==== Supplied records ====

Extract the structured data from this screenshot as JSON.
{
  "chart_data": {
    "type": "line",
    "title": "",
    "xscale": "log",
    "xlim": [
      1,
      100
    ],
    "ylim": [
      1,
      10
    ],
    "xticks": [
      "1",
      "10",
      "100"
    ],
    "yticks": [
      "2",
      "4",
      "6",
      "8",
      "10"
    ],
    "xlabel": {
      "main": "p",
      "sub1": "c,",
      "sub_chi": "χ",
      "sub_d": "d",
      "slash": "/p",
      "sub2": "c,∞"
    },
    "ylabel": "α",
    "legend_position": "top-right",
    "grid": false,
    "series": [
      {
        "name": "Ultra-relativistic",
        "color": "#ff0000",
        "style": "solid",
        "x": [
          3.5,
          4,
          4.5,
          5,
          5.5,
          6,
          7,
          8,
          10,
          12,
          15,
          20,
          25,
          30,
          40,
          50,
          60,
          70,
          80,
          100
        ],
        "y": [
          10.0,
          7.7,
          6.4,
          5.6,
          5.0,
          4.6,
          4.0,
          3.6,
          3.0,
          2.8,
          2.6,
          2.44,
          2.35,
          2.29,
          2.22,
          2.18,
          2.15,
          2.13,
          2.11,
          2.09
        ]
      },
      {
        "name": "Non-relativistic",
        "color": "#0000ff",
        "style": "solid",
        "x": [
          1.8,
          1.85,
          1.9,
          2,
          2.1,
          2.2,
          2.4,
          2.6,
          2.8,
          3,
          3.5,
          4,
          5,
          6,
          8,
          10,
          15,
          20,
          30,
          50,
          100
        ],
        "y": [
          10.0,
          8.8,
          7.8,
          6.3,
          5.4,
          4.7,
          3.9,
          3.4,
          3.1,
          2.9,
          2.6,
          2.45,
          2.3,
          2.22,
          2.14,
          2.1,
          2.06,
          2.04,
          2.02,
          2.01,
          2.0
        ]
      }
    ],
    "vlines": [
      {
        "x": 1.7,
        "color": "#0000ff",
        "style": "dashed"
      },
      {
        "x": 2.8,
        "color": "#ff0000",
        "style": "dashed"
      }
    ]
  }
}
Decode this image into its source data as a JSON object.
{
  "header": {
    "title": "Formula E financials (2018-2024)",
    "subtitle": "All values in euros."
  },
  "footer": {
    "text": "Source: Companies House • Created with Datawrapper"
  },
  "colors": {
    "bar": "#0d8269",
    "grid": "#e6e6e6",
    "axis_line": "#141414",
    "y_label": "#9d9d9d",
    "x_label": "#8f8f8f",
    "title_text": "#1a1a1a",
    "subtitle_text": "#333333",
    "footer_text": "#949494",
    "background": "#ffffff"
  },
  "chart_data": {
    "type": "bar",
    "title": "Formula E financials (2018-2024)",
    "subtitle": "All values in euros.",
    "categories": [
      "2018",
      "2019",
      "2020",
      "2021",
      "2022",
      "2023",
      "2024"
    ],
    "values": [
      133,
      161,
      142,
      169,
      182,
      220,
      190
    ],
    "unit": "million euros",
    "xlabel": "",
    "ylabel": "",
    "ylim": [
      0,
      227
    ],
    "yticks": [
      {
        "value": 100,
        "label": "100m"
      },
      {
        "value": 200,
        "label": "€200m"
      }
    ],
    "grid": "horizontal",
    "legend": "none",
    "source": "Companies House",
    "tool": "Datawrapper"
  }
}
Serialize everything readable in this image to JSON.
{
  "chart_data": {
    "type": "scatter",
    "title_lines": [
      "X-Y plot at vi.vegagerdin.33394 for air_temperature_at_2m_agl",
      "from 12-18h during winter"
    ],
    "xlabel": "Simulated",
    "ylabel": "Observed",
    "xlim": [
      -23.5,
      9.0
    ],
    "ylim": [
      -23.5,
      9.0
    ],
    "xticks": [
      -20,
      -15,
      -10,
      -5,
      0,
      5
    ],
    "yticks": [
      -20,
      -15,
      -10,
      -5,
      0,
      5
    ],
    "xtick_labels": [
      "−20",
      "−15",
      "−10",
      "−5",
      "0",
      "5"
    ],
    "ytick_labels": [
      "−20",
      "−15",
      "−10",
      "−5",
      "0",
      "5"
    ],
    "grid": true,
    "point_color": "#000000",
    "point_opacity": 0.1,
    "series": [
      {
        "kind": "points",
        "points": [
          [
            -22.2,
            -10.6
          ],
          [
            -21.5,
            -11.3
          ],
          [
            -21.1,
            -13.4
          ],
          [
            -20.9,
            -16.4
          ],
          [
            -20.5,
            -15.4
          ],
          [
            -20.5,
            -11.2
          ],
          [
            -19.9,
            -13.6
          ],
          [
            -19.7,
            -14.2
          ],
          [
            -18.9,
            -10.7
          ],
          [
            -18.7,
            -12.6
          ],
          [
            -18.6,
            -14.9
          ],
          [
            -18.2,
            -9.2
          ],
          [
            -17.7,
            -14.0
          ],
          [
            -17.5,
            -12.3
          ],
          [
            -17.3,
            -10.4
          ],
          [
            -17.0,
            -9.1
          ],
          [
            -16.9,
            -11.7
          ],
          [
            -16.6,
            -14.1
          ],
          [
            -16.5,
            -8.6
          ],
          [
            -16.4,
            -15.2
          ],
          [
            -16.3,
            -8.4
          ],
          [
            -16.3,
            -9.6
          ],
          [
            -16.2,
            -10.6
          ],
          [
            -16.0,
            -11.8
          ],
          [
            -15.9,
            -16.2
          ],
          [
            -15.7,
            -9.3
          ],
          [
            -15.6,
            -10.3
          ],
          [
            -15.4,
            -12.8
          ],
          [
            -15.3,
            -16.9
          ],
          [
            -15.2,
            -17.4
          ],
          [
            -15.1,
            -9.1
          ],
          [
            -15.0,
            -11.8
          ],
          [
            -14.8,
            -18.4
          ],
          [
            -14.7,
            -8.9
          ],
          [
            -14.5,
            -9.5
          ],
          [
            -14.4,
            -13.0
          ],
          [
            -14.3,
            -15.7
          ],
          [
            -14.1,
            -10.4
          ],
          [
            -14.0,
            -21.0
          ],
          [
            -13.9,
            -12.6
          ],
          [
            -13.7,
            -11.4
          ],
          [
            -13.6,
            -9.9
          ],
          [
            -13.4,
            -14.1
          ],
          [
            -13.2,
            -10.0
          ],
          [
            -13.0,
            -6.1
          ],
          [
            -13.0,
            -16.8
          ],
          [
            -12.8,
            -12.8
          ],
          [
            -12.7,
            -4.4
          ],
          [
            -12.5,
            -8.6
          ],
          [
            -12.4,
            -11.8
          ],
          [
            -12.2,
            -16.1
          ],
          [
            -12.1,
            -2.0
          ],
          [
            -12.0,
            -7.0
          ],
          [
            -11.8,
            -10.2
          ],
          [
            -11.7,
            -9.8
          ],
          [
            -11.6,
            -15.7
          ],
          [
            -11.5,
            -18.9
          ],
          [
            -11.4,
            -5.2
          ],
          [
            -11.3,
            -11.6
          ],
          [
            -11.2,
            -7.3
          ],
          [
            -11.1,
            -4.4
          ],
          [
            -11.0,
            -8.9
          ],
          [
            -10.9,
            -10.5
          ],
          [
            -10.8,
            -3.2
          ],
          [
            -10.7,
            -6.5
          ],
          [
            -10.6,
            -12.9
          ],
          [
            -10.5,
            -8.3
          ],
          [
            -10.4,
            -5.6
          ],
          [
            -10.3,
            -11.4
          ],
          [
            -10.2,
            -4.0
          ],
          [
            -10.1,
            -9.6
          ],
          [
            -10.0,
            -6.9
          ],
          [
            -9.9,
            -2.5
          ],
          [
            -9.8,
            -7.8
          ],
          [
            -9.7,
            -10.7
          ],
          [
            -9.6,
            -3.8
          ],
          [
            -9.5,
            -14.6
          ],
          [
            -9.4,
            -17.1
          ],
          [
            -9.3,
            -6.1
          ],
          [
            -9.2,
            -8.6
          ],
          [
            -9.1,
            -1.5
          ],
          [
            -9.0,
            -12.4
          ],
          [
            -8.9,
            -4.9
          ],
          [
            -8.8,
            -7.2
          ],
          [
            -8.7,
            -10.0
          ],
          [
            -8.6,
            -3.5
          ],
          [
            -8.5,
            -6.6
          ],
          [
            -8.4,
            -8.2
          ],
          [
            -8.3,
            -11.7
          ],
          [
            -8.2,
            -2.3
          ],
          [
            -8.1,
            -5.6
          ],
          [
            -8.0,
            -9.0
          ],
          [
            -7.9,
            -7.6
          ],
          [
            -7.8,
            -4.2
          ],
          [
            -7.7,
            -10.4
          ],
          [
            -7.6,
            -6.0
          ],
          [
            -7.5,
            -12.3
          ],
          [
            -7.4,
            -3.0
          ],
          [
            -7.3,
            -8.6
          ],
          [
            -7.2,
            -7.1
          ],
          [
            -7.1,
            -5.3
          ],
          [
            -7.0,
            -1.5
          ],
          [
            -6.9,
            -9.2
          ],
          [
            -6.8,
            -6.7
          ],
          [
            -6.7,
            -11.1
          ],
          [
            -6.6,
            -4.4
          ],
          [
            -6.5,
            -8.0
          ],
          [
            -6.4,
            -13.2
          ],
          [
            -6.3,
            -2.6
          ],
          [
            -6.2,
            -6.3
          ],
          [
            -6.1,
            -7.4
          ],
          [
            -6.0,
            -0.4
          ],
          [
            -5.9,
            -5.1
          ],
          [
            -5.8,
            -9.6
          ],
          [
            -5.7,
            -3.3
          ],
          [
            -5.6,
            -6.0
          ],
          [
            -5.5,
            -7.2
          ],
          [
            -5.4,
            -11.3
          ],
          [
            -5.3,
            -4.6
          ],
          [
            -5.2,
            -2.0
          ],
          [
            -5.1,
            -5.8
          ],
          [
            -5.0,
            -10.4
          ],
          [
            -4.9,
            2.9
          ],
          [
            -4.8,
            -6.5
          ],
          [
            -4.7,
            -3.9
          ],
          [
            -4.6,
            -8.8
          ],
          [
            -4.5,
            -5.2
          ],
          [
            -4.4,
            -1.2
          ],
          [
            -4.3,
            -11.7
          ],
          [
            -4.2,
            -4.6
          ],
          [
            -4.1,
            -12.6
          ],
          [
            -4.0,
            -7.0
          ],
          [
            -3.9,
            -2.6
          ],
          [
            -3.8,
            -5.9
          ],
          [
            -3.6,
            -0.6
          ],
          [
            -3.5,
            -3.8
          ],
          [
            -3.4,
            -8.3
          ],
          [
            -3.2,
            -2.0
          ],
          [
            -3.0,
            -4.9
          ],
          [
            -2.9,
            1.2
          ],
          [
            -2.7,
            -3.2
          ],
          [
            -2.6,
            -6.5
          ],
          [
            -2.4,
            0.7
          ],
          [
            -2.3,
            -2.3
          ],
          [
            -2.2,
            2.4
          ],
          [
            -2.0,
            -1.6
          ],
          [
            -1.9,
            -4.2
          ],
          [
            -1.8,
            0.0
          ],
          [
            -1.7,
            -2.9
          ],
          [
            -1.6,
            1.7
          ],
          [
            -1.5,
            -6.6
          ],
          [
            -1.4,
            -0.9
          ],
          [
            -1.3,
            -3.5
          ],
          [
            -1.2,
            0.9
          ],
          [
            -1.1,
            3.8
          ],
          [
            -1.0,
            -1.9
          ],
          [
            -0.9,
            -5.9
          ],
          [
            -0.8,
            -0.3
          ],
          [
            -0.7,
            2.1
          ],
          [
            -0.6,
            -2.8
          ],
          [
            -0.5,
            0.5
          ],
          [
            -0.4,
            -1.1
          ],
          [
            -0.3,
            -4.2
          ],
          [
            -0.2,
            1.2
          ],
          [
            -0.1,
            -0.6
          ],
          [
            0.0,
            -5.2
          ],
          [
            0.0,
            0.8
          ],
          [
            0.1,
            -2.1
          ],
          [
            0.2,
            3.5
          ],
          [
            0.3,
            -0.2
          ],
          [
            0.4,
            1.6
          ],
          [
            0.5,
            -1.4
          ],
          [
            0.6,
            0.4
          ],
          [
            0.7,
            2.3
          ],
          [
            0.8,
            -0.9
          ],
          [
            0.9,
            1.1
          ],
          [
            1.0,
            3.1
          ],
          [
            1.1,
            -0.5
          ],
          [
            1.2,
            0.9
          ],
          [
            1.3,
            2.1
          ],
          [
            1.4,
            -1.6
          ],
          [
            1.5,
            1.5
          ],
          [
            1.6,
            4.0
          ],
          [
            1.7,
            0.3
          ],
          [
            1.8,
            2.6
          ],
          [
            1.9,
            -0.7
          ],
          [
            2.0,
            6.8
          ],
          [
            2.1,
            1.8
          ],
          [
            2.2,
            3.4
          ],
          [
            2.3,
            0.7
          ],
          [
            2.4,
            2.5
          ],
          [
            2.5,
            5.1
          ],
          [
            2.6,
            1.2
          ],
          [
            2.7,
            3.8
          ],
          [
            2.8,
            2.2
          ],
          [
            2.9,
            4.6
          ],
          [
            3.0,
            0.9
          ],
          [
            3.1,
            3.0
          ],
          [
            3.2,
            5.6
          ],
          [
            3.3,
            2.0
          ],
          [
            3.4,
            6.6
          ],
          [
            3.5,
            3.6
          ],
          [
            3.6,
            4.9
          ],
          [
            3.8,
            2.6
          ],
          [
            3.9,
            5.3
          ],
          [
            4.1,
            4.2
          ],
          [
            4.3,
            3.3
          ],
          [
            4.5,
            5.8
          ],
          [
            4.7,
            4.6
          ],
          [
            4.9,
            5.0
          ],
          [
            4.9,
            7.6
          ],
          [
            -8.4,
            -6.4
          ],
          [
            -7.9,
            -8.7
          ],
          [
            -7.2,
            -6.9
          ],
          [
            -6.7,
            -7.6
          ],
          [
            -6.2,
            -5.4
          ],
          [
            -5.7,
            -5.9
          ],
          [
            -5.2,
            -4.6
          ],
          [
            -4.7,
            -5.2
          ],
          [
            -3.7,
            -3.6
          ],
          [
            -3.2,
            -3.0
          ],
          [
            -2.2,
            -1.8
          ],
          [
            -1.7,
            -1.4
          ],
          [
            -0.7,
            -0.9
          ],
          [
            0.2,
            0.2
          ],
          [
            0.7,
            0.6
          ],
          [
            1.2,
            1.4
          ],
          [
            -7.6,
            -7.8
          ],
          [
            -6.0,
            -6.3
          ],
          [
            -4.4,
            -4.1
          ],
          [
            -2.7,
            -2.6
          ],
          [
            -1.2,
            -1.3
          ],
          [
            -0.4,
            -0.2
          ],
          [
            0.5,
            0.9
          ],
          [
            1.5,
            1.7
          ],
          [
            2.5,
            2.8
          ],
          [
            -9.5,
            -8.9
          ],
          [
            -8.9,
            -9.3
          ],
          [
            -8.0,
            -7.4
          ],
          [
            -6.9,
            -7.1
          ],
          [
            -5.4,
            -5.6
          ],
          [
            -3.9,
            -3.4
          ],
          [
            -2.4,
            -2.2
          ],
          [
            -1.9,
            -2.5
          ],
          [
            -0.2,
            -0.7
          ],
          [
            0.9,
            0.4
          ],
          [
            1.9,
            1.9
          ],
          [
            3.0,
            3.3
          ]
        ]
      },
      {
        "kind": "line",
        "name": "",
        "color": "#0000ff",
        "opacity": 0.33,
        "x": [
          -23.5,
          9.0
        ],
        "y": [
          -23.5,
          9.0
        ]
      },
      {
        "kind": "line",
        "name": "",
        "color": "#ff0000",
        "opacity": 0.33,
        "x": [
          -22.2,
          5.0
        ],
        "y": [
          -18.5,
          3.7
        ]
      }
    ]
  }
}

====

* _Instructions for the task_: Look through the data above. Copy every line with the string "relativistic" in it.

* _Answer to this task_:
        "name": "Ultra-relativistic",
        "name": "Non-relativistic",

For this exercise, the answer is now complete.